DATA IN THIS EXERCISE:
# # #

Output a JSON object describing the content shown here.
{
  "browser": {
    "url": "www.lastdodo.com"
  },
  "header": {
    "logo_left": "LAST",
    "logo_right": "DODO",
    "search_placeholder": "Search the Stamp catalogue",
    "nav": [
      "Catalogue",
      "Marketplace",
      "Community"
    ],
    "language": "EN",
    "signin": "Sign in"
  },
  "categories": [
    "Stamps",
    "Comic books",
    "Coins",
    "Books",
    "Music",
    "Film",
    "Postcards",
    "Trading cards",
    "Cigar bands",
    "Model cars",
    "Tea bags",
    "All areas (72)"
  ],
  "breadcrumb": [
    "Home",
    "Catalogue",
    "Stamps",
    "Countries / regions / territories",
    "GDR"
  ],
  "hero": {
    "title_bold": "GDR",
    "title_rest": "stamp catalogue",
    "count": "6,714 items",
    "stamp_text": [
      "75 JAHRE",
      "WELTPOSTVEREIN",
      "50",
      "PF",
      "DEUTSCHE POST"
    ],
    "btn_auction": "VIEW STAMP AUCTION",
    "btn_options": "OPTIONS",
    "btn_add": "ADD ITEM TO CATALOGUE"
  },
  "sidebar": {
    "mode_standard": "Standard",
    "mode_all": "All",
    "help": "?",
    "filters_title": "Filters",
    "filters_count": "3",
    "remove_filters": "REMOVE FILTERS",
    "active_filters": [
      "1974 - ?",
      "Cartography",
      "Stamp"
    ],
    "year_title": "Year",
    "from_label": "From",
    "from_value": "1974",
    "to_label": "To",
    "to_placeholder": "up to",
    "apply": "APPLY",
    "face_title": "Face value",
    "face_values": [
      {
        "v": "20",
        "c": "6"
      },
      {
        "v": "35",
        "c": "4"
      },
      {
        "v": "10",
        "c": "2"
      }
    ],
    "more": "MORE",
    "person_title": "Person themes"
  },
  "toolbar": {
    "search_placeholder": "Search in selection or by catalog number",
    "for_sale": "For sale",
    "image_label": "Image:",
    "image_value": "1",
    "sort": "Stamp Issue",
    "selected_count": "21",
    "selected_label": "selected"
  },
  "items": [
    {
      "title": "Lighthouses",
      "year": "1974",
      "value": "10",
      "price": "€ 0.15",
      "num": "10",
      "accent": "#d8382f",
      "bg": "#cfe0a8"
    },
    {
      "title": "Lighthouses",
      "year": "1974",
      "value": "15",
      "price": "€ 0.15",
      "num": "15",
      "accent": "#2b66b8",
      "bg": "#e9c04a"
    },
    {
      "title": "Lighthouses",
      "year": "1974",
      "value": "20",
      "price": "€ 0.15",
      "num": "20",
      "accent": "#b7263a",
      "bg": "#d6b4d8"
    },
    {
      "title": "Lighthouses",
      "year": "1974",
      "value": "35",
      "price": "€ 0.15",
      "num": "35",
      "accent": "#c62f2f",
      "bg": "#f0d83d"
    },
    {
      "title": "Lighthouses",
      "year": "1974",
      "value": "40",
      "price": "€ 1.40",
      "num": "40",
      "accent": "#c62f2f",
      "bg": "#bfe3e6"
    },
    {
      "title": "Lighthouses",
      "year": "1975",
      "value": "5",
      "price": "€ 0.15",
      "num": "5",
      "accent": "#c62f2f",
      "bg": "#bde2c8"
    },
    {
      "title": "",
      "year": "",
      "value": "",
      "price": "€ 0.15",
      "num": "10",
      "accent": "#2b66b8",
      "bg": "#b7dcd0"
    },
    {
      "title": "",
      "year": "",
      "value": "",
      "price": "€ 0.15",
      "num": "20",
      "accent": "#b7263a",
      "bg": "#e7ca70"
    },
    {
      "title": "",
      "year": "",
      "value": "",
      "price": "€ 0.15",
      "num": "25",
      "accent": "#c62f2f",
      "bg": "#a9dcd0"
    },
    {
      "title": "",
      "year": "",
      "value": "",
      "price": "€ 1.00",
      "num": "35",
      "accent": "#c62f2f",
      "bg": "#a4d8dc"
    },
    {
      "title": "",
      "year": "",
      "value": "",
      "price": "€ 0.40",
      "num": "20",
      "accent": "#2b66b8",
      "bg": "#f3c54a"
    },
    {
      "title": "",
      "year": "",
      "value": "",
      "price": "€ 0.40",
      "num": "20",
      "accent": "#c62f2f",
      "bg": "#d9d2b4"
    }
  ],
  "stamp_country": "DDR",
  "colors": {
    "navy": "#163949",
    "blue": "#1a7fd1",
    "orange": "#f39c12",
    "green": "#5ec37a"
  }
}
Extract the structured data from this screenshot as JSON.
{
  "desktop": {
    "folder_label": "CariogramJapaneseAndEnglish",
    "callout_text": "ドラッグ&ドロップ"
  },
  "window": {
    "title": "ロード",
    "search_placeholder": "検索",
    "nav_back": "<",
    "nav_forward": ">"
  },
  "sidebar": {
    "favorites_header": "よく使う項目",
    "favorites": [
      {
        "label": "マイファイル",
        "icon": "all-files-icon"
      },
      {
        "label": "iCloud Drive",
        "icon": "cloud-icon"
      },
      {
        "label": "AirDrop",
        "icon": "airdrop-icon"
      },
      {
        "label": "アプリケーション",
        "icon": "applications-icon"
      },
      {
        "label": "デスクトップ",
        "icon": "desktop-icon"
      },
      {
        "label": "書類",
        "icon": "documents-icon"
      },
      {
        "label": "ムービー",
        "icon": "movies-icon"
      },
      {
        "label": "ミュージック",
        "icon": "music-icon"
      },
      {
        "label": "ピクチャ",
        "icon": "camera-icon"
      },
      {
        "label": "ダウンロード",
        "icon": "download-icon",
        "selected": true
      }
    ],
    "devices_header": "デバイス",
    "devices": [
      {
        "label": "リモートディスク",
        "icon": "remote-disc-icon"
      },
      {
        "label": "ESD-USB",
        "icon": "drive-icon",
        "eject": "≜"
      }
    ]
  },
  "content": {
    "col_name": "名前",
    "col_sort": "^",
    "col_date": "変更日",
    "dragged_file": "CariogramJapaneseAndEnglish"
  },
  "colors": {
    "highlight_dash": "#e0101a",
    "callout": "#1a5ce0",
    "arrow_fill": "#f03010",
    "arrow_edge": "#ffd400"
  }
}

# # #

GOAL OF THE EXERCISE: Transcribe every record above exactly as it appears.

RIGHT ANSWER:
Output a JSON object describing the content shown here.
{
  "browser": {
    "url": "www.lastdodo.com"
  },
  "header": {
    "logo_left": "LAST",
    "logo_right": "DODO",
    "search_placeholder": "Search the Stamp catalogue",
    "nav": [
      "Catalogue",
      "Marketplace",
      "Community"
    ],
    "language": "EN",
    "signin": "Sign in"
  },
  "categories": [
    "Stamps",
    "Comic books",
    "Coins",
    "Books",
    "Music",
    "Film",
    "Postcards",
    "Trading cards",
    "Cigar bands",
    "Model cars",
    "Tea bags",
    "All areas (72)"
  ],
  "breadcrumb": [
    "Home",
    "Catalogue",
    "Stamps",
    "Countries / regions / territories",
    "GDR"
  ],
  "hero": {
    "title_bold": "GDR",
    "title_rest": "stamp catalogue",
    "count": "6,714 items",
    "stamp_text": [
      "75 JAHRE",
      "WELTPOSTVEREIN",
      "50",
      "PF",
      "DEUTSCHE POST"
    ],
    "btn_auction": "VIEW STAMP AUCTION",
    "btn_options": "OPTIONS",
    "btn_add": "ADD ITEM TO CATALOGUE"
  },
  "sidebar": {
    "mode_standard": "Standard",
    "mode_all": "All",
    "help": "?",
    "filters_title": "Filters",
    "filters_count": "3",
    "remove_filters": "REMOVE FILTERS",
    "active_filters": [
      "1974 - ?",
      "Cartography",
      "Stamp"
    ],
    "year_title": "Year",
    "from_label": "From",
    "from_value": "1974",
    "to_label": "To",
    "to_placeholder": "up to",
    "apply": "APPLY",
    "face_title": "Face value",
    "face_values": [
      {
        "v": "20",
        "c": "6"
      },
      {
        "v": "35",
        "c": "4"
      },
      {
        "v": "10",
        "c": "2"
      }
    ],
    "more": "MORE",
    "person_title": "Person themes"
  },
  "toolbar": {
    "search_placeholder": "Search in selection or by catalog number",
    "for_sale": "For sale",
    "image_label": "Image:",
    "image_value": "1",
    "sort": "Stamp Issue",
    "selected_count": "21",
    "selected_label": "selected"
  },
  "items": [
    {
      "title": "Lighthouses",
      "year": "1974",
      "value": "10",
      "price": "€ 0.15",
      "num": "10",
      "accent": "#d8382f",
      "bg": "#cfe0a8"
    },
    {
      "title": "Lighthouses",
      "year": "1974",
      "value": "15",
      "price": "€ 0.15",
      "num": "15",
      "accent": "#2b66b8",
      "bg": "#e9c04a"
    },
    {
      "title": "Lighthouses",
      "year": "1974",
      "value": "20",
      "price": "€ 0.15",
      "num": "20",
      "accent": "#b7263a",
      "bg": "#d6b4d8"
    },
    {
      "title": "Lighthouses",
      "year": "1974",
      "value": "35",
      "price": "€ 0.15",
      "num": "35",
      "accent": "#c62f2f",
      "bg": "#f0d83d"
    },
    {
      "title": "Lighthouses",
      "year": "1974",
      "value": "40",
      "price": "€ 1.40",
      "num": "40",
      "accent": "#c62f2f",
      "bg": "#bfe3e6"
    },
    {
      "title": "Lighthouses",
      "year": "1975",
      "value": "5",
      "price": "€ 0.15",
      "num": "5",
      "accent": "#c62f2f",
      "bg": "#bde2c8"
    },
    {
      "title": "",
      "year": "",
      "value": "",
      "price": "€ 0.15",
      "num": "10",
      "accent": "#2b66b8",
      "bg": "#b7dcd0"
    },
    {
      "title": "",
      "year": "",
      "value": "",
      "price": "€ 0.15",
      "num": "20",
      "accent": "#b7263a",
      "bg": "#e7ca70"
    },
    {
      "title": "",
      "year": "",
      "value": "",
      "price": "€ 0.15",
      "num": "25",
      "accent": "#c62f2f",
      "bg": "#a9dcd0"
    },
    {
      "title": "",
      "year": "",
      "value": "",
      "price": "€ 1.00",
      "num": "35",
      "accent": "#c62f2f",
      "bg": "#a4d8dc"
    },
    {
      "title": "",
      "year": "",
      "value": "",
      "price": "€ 0.40",
      "num": "20",
      "accent": "#2b66b8",
      "bg": "#f3c54a"
    },
    {
      "title": "",
      "year": "",
      "value": "",
      "price": "€ 0.40",
      "num": "20",
      "accent": "#c62f2f",
      "bg": "#d9d2b4"
    }
  ],
  "stamp_country": "DDR",
  "colors": {
    "navy": "#163949",
    "blue": "#1a7fd1",
    "orange": "#f39c12",
    "green": "#5ec37a"
  }
}
Extract the structured data from this screenshot as JSON.
{
  "desktop": {
    "folder_label": "CariogramJapaneseAndEnglish",
    "callout_text": "ドラッグ&ドロップ"
  },
  "window": {
    "title": "ロード",
    "search_placeholder": "検索",
    "nav_back": "<",
    "nav_forward": ">"
  },
  "sidebar": {
    "favorites_header": "よく使う項目",
    "favorites": [
      {
        "label": "マイファイル",
        "icon": "all-files-icon"
      },
      {
        "label": "iCloud Drive",
        "icon": "cloud-icon"
      },
      {
        "label": "AirDrop",
        "icon": "airdrop-icon"
      },
      {
        "label": "アプリケーション",
        "icon": "applications-icon"
      },
      {
        "label": "デスクトップ",
        "icon": "desktop-icon"
      },
      {
        "label": "書類",
        "icon": "documents-icon"
      },
      {
        "label": "ムービー",
        "icon": "movies-icon"
      },
      {
        "label": "ミュージック",
        "icon": "music-icon"
      },
      {
        "label": "ピクチャ",
        "icon": "camera-icon"
      },
      {
        "label": "ダウンロード",
        "icon": "download-icon",
        "selected": true
      }
    ],
    "devices_header": "デバイス",
    "devices": [
      {
        "label": "リモートディスク",
        "icon": "remote-disc-icon"
      },
      {
        "label": "ESD-USB",
        "icon": "drive-icon",
        "eject": "≜"
      }
    ]
  },
  "content": {
    "col_name": "名前",
    "col_sort": "^",
    "col_date": "変更日",
    "dragged_file": "CariogramJapaneseAndEnglish"
  },
  "colors": {
    "highlight_dash": "#e0101a",
    "callout": "#1a5ce0",
    "arrow_fill": "#f03010",
    "arrow_edge": "#ffd400"
  }
}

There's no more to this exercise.